*Problem to solve*
State only the number of lines that include "panel".

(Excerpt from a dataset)

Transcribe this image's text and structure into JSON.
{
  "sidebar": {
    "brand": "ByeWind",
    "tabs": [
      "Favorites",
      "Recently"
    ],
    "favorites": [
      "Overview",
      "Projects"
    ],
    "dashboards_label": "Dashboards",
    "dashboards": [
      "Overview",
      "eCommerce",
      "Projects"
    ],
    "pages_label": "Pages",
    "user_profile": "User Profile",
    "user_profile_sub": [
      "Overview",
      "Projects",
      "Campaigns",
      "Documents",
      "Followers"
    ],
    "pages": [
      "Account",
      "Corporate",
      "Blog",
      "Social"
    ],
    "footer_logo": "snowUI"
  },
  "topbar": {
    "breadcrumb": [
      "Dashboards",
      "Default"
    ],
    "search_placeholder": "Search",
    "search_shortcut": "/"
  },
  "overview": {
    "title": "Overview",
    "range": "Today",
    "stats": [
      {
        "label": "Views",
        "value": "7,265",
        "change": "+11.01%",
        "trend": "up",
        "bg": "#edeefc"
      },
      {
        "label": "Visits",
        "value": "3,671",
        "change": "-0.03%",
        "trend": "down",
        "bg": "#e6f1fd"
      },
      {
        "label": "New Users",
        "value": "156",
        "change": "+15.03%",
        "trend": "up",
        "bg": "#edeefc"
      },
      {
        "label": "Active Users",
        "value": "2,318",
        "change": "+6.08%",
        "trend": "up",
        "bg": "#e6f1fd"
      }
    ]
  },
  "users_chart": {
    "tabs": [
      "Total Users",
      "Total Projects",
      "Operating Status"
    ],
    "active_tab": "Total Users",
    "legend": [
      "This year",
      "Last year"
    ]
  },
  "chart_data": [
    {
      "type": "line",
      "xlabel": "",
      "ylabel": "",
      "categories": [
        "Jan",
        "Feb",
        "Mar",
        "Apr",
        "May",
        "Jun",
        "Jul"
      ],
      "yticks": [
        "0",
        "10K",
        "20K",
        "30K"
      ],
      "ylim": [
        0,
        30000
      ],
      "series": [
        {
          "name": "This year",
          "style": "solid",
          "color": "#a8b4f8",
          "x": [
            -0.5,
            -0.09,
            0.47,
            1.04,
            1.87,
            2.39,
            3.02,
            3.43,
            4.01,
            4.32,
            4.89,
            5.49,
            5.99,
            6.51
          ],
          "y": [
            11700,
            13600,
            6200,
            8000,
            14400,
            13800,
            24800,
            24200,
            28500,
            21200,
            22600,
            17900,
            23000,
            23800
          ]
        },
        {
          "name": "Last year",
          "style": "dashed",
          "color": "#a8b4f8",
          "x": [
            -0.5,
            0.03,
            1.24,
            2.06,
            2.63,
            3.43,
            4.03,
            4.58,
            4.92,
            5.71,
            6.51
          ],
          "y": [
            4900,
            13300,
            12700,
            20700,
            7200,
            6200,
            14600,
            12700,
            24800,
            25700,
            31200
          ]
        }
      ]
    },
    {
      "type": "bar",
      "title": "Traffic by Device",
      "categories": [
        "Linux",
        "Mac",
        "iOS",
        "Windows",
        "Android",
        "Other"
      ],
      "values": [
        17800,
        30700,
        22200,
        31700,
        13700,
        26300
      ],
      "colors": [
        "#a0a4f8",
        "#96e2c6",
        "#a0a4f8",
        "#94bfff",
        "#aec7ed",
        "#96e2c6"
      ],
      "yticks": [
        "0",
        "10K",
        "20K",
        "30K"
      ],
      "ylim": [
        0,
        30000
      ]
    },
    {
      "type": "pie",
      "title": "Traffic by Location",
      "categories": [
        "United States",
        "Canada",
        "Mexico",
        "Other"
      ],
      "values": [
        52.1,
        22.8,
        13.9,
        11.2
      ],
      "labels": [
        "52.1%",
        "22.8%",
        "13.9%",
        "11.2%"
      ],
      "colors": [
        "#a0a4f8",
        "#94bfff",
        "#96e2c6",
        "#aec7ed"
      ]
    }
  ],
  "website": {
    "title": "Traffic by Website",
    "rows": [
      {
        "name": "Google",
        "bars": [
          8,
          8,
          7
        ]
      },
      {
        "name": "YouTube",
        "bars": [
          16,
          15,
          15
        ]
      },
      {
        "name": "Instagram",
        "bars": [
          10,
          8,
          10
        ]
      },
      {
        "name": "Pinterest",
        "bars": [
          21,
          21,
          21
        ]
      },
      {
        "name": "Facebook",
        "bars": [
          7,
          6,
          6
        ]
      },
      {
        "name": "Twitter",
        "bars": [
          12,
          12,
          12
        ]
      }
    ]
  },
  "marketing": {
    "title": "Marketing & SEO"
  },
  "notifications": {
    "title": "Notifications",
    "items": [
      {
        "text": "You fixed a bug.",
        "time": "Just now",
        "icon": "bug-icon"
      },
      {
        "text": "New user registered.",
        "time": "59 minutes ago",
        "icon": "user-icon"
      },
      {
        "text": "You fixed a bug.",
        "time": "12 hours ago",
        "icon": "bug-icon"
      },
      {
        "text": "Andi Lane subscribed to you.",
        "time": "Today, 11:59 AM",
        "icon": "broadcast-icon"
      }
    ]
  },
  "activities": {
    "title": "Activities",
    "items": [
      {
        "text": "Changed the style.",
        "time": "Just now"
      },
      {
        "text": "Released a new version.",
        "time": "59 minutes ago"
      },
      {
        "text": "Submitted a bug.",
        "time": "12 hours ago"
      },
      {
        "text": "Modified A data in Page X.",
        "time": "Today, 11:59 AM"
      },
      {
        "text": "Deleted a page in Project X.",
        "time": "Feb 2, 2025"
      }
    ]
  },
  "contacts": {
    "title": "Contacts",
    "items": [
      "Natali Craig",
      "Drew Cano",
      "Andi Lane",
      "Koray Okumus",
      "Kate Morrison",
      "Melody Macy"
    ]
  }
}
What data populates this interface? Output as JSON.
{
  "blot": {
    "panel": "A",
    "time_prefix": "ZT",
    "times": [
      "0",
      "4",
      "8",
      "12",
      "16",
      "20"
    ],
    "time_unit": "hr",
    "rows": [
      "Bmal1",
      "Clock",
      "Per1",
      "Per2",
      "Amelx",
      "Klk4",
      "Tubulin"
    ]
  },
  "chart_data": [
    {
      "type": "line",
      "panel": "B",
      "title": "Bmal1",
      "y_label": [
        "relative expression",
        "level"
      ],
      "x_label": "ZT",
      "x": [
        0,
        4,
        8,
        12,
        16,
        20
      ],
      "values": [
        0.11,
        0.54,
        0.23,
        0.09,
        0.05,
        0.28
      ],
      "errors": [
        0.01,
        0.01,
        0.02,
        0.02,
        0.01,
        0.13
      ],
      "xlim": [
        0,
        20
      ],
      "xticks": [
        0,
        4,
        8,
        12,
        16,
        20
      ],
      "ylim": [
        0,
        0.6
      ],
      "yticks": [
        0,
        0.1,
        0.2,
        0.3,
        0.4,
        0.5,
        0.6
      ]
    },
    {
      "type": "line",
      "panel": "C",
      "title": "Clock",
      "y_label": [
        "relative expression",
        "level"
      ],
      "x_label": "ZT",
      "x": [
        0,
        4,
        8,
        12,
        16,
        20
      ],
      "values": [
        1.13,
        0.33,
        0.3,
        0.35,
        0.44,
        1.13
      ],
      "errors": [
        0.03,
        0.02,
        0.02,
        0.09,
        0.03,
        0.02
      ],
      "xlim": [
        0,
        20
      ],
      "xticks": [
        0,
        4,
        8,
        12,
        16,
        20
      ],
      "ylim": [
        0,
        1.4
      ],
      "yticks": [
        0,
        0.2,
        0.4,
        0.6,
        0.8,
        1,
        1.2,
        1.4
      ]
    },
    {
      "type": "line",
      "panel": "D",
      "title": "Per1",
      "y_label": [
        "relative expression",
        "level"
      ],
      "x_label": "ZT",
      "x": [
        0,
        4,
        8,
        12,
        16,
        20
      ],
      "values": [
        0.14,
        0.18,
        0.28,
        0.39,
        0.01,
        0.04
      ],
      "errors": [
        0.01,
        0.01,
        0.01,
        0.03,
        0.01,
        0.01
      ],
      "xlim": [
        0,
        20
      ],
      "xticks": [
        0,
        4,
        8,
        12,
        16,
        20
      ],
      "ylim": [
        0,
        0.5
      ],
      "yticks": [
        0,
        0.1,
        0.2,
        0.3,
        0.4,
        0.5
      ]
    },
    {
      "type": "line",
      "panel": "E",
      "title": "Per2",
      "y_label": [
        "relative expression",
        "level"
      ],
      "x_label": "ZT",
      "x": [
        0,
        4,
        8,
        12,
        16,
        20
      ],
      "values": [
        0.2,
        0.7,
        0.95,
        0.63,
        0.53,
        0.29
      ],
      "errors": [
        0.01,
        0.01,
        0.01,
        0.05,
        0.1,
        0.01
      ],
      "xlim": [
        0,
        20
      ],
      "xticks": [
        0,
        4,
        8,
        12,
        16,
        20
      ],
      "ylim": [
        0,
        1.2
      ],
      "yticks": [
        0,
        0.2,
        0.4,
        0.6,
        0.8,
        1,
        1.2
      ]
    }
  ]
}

*Response to the exercise*
5